GOAL :: Look below and pull out each line with the word "side".

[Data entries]
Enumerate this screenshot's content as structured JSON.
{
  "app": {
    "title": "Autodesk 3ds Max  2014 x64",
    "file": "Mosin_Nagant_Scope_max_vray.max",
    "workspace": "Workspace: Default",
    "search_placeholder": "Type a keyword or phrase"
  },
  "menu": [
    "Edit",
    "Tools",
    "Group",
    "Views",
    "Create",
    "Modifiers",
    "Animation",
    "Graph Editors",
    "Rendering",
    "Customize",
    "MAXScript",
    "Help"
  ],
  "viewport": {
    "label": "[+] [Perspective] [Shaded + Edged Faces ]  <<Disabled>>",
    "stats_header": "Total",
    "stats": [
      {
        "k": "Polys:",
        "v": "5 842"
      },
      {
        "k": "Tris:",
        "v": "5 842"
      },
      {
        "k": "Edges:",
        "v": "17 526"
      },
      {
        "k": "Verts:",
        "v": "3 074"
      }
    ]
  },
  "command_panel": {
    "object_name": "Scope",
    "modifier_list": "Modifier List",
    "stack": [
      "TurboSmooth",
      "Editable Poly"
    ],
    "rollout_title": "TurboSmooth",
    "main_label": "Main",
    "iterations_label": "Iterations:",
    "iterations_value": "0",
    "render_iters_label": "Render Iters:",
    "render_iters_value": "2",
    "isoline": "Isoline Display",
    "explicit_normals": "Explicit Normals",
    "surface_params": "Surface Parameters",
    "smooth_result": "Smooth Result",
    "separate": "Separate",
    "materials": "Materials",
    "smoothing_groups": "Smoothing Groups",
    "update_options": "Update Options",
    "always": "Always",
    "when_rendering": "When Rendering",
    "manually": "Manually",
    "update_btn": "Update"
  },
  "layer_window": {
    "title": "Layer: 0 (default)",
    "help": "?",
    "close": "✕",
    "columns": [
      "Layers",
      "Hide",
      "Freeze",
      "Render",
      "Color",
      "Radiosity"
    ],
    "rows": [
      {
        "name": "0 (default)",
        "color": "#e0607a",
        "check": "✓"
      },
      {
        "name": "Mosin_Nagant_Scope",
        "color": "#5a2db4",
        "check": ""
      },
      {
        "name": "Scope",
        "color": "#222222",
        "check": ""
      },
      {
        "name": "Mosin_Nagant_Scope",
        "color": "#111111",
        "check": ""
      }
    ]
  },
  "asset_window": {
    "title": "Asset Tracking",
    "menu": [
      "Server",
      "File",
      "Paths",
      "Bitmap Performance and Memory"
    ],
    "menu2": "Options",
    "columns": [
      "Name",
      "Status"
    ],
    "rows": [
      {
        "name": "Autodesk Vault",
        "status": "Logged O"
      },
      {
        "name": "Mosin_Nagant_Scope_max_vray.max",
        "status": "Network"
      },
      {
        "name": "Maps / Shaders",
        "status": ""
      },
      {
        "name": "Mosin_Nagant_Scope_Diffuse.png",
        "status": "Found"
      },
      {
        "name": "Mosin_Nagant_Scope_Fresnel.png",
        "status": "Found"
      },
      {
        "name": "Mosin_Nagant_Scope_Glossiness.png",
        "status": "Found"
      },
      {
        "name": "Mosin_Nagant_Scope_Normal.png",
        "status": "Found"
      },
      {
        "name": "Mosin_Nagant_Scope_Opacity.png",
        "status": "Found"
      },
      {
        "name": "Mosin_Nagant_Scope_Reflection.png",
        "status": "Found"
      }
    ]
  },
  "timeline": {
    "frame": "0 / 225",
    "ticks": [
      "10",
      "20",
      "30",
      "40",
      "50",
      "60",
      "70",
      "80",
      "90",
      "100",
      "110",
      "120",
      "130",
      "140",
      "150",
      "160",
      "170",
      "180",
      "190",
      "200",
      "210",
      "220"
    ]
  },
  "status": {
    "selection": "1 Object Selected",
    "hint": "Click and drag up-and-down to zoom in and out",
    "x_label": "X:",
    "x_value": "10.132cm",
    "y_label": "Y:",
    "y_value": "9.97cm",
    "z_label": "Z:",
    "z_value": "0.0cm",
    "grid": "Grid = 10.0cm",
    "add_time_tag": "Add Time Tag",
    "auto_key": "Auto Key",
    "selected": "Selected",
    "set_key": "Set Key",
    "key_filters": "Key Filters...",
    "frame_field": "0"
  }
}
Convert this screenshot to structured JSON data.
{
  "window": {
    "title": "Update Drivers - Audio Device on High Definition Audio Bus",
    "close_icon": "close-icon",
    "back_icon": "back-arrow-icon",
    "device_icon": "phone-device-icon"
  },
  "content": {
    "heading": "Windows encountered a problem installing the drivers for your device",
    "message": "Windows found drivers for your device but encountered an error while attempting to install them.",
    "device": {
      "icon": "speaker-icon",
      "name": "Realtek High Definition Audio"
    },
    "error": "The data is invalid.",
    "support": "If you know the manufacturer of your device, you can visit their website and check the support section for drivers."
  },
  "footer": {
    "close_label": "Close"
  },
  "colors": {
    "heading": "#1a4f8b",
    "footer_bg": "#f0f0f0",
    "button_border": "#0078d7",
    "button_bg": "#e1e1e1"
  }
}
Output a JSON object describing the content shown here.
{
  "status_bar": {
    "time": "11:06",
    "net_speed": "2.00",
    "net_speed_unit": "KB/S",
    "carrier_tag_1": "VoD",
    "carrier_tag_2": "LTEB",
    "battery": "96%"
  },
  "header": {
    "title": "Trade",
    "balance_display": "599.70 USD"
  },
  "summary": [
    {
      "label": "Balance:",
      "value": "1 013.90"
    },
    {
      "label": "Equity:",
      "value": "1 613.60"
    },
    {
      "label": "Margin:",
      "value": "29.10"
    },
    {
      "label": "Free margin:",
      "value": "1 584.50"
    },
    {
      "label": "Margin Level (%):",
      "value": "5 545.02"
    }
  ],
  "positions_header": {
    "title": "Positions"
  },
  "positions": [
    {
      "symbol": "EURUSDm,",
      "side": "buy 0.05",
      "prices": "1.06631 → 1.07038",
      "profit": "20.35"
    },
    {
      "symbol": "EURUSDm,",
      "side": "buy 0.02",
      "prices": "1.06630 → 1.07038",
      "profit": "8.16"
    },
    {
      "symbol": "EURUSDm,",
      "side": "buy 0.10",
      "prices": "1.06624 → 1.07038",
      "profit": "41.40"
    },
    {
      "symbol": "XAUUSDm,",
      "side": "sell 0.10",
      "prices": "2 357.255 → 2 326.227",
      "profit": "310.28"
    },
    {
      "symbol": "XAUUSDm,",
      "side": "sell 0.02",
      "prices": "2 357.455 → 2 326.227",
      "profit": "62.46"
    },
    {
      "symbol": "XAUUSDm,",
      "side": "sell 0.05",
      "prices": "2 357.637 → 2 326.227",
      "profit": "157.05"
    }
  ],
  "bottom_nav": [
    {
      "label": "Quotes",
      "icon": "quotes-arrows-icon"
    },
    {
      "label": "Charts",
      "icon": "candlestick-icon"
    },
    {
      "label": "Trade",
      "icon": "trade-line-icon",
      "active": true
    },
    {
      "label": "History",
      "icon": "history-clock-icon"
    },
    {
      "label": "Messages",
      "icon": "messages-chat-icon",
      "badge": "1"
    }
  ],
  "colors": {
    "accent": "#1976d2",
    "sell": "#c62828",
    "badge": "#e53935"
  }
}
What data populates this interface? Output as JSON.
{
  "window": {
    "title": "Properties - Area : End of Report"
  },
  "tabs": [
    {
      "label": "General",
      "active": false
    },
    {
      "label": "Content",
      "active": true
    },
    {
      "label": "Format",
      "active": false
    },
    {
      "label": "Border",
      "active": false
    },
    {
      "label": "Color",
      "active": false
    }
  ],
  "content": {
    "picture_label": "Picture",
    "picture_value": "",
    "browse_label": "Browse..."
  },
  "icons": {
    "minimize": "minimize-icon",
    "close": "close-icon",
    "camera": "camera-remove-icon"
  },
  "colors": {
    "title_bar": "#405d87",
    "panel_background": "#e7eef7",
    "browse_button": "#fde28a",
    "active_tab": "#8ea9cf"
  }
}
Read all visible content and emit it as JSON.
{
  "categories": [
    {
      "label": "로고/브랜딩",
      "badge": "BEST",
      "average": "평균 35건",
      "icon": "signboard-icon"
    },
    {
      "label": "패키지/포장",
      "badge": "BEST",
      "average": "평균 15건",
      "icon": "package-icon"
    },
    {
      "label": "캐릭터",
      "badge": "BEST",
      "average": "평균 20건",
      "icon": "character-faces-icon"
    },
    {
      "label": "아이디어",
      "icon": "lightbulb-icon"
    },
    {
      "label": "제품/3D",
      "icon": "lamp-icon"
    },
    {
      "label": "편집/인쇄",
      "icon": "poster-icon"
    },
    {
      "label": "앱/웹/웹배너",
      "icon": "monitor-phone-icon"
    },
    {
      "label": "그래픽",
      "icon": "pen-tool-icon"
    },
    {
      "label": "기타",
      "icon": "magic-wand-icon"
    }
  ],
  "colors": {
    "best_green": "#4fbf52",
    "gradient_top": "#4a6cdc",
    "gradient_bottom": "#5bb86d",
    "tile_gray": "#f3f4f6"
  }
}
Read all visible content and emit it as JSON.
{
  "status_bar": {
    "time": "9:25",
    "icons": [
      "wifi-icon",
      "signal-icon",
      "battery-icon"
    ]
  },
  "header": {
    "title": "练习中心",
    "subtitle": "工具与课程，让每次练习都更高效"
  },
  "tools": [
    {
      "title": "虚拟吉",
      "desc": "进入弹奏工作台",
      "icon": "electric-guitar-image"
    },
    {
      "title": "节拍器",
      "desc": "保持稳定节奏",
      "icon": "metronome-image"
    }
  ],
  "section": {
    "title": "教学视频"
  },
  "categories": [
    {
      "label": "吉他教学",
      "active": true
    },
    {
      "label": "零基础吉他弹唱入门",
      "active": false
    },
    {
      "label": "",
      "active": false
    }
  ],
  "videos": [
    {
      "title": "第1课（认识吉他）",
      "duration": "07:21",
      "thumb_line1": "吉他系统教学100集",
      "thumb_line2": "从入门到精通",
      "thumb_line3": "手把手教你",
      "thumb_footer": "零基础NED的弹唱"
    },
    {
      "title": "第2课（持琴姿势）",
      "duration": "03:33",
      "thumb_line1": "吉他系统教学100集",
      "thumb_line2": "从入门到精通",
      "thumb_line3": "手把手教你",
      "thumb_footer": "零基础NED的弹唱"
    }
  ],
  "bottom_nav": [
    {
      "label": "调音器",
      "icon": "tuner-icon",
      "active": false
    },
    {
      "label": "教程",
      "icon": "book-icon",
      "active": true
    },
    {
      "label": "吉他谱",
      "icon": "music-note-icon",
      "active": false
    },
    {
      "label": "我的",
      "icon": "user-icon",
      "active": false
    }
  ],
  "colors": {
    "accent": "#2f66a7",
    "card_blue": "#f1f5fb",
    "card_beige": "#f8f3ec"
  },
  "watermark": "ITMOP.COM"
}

THE ANSWER ::
      "side": "buy 0.05",
      "side": "buy 0.02",
      "side": "buy 0.10",
      "side": "sell 0.10",
      "side": "sell 0.02",
      "side": "sell 0.05",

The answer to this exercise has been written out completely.